======== Material provided
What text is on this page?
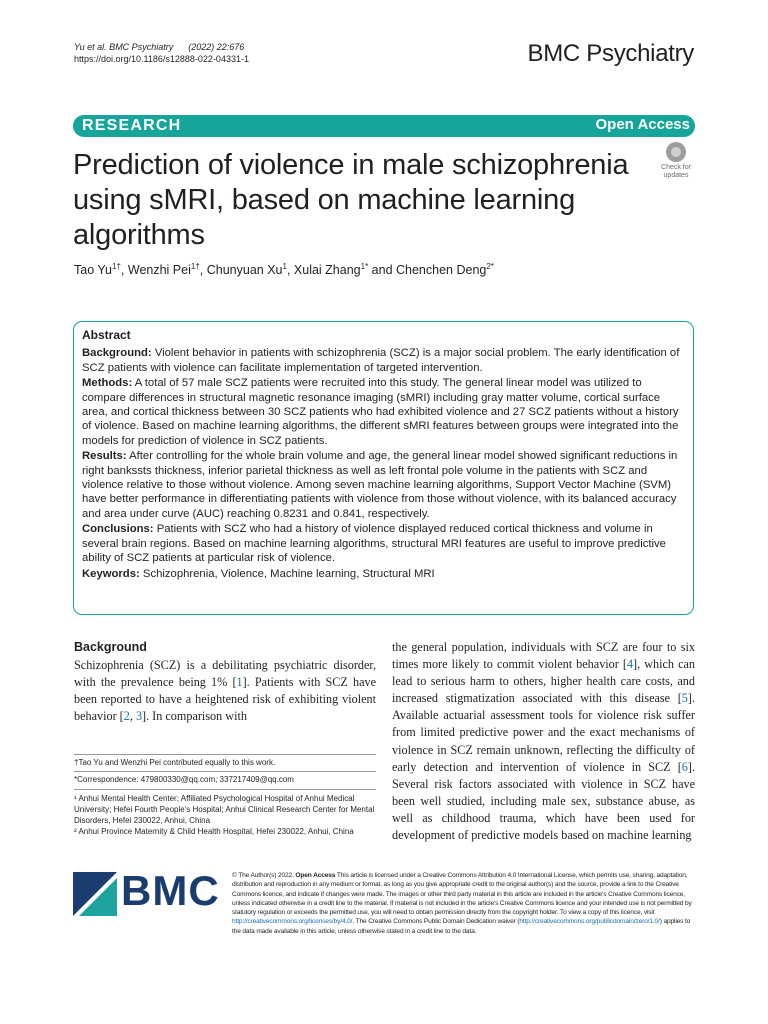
Yu et al. BMC Psychiatry (2022) 22:676
https://doi.org/10.1186/s12888-022-04331-1	BMC Psychiatry
RESEARCH	Open Access
Prediction of violence in male schizophrenia using sMRI, based on machine learning algorithms
Check for
updates
Tao $Yu^{1\dagger}$, Wenzhi Pei$^{1\dagger}$, Chunyuan Xu$^1$, Xulai Zhang$^{1*}$ and Chenchen Deng$^{2*}$
Abstract

Background: Violent behavior in patients with schizophrenia (SCZ) is a major social problem. The early identification of SCZ patients with violence can facilitate implementation of targeted intervention.

Methods: A total of 57 male SCZ patients were recruited into this study. The general linear model was utilized to compare differences in structural magnetic resonance imaging (sMRI) including gray matter volume, cortical surface area, and cortical thickness between 30 SCZ patients who had exhibited violence and 27 SCZ patients without a history of violence. Based on machine learning algorithms, the different sMRI features between groups were integrated into the models for prediction of violence in SCZ patients.

Results: After controlling for the whole brain volume and age, the general linear model showed significant reductions in right bankssts thickness, inferior parietal thickness as well as left frontal pole volume in the patients with SCZ and violence relative to those without violence. Among seven machine learning algorithms, Support Vector Machine (SVM) have better performance in differentiating patients with violence from those without violence, with its balanced accuracy and area under curve (AUC) reaching 0.8231 and 0.841, respectively.

Conclusions: Patients with SCZ who had a history of violence displayed reduced cortical thickness and volume in several brain regions. Based on machine learning algorithms, structural MRI features are useful to improve predictive ability of SCZ patients at particular risk of violence.

Keywords: Schizophrenia, Violence, Machine learning, Structural MRI

Background
Schizophrenia (SCZ) is a debilitating psychiatric disorder, with the prevalence being 1% [1]. Patients with SCZ have been reported to have a heightened risk of exhibiting violent behavior [2, 3]. In comparison with
the general population, individuals with SCZ are four to six times more likely to commit violent behavior [4], which can lead to serious harm to others, higher health care costs, and increased stigmatization associated with this disease [5]. Available actuarial assessment tools for violence risk suffer from limited predictive power and the exact mechanisms of violence in SCZ remain unknown, reflecting the difficulty of early detection and intervention of violence in SCZ [6]. Several risk factors associated with violence in SCZ have been well studied, including male sex, substance abuse, as well as childhood trauma, which have been used for development of predictive models based on machine learning
†Tao Yu and Wenzhi Pei contributed equally to this work.
*Correspondence: 479800330@qq.com; 337217409@qq.com
¹ Anhui Mental Health Center; Affiliated Psychological Hospital of Anhui Medical University; Hefei Fourth People's Hospital; Anhui Clinical Research Center for Mental Disorders, Hefei 230022, Anhui, China
² Anhui Province Maternity & Child Health Hospital, Hefei 230022, Anhui, China
BMC © The Author(s) 2022. Open Access This article is licensed under a Creative Commons Attribution 4.0 International License, which permits use, sharing, adaptation, distribution and reproduction in any medium or format, as long as you give appropriate credit to the original author(s) and the source, provide a link to the Creative Commons licence, and indicate if changes were made. The images or other third party material in this article are included in the article's Creative Commons licence, unless indicated otherwise in a credit line to the material. If material is not included in the article's Creative Commons licence and your intended use is not permitted by statutory regulation or exceeds the permitted use, you will need to obtain permission directly from the copyright holder. To view a copy of this licence, visit http://creativecommons.org/licenses/by/4.0/. The Creative Commons Public Domain Dedication waiver (http://creativecommons.org/publicdomain/zero/1.0/) applies to the data made available in this article, unless otherwise stated in a credit line to the data.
================
What is expected >> Give back each entry verbatim but drop its pictures.

Output below >>
What text is on this page?
Yu et al. BMC Psychiatry (2022) 22:676
https://doi.org/10.1186/s12888-022-04331-1	BMC Psychiatry
RESEARCH	Open Access
Prediction of violence in male schizophrenia using sMRI, based on machine learning algorithms
Check for
updates
Tao $Yu^{1\dagger}$, Wenzhi Pei$^{1\dagger}$, Chunyuan Xu$^1$, Xulai Zhang$^{1*}$ and Chenchen Deng$^{2*}$
Abstract

Background: Violent behavior in patients with schizophrenia (SCZ) is a major social problem. The early identification of SCZ patients with violence can facilitate implementation of targeted intervention.

Methods: A total of 57 male SCZ patients were recruited into this study. The general linear model was utilized to compare differences in structural magnetic resonance imaging (sMRI) including gray matter volume, cortical surface area, and cortical thickness between 30 SCZ patients who had exhibited violence and 27 SCZ patients without a history of violence. Based on machine learning algorithms, the different sMRI features between groups were integrated into the models for prediction of violence in SCZ patients.

Results: After controlling for the whole brain volume and age, the general linear model showed significant reductions in right bankssts thickness, inferior parietal thickness as well as left frontal pole volume in the patients with SCZ and violence relative to those without violence. Among seven machine learning algorithms, Support Vector Machine (SVM) have better performance in differentiating patients with violence from those without violence, with its balanced accuracy and area under curve (AUC) reaching 0.8231 and 0.841, respectively.

Conclusions: Patients with SCZ who had a history of violence displayed reduced cortical thickness and volume in several brain regions. Based on machine learning algorithms, structural MRI features are useful to improve predictive ability of SCZ patients at particular risk of violence.

Keywords: Schizophrenia, Violence, Machine learning, Structural MRI

Background
Schizophrenia (SCZ) is a debilitating psychiatric disorder, with the prevalence being 1% [1]. Patients with SCZ have been reported to have a heightened risk of exhibiting violent behavior [2, 3]. In comparison with
the general population, individuals with SCZ are four to six times more likely to commit violent behavior [4], which can lead to serious harm to others, higher health care costs, and increased stigmatization associated with this disease [5]. Available actuarial assessment tools for violence risk suffer from limited predictive power and the exact mechanisms of violence in SCZ remain unknown, reflecting the difficulty of early detection and intervention of violence in SCZ [6]. Several risk factors associated with violence in SCZ have been well studied, including male sex, substance abuse, as well as childhood trauma, which have been used for development of predictive models based on machine learning
†Tao Yu and Wenzhi Pei contributed equally to this work.
*Correspondence: 479800330@qq.com; 337217409@qq.com
¹ Anhui Mental Health Center; Affiliated Psychological Hospital of Anhui Medical University; Hefei Fourth People's Hospital; Anhui Clinical Research Center for Mental Disorders, Hefei 230022, Anhui, China
² Anhui Province Maternity & Child Health Hospital, Hefei 230022, Anhui, China
BMC © The Author(s) 2022. Open Access This article is licensed under a Creative Commons Attribution 4.0 International License, which permits use, sharing, adaptation, distribution and reproduction in any medium or format, as long as you give appropriate credit to the original author(s) and the source, provide a link to the Creative Commons licence, and indicate if changes were made. The images or other third party material in this article are included in the article's Creative Commons licence, unless indicated otherwise in a credit line to the material. If material is not included in the article's Creative Commons licence and your intended use is not permitted by statutory regulation or exceeds the permitted use, you will need to obtain permission directly from the copyright holder. To view a copy of this licence, visit http://creativecommons.org/licenses/by/4.0/. The Creative Commons Public Domain Dedication waiver (http://creativecommons.org/publicdomain/zero/1.0/) applies to the data made available in this article, unless otherwise stated in a credit line to the data.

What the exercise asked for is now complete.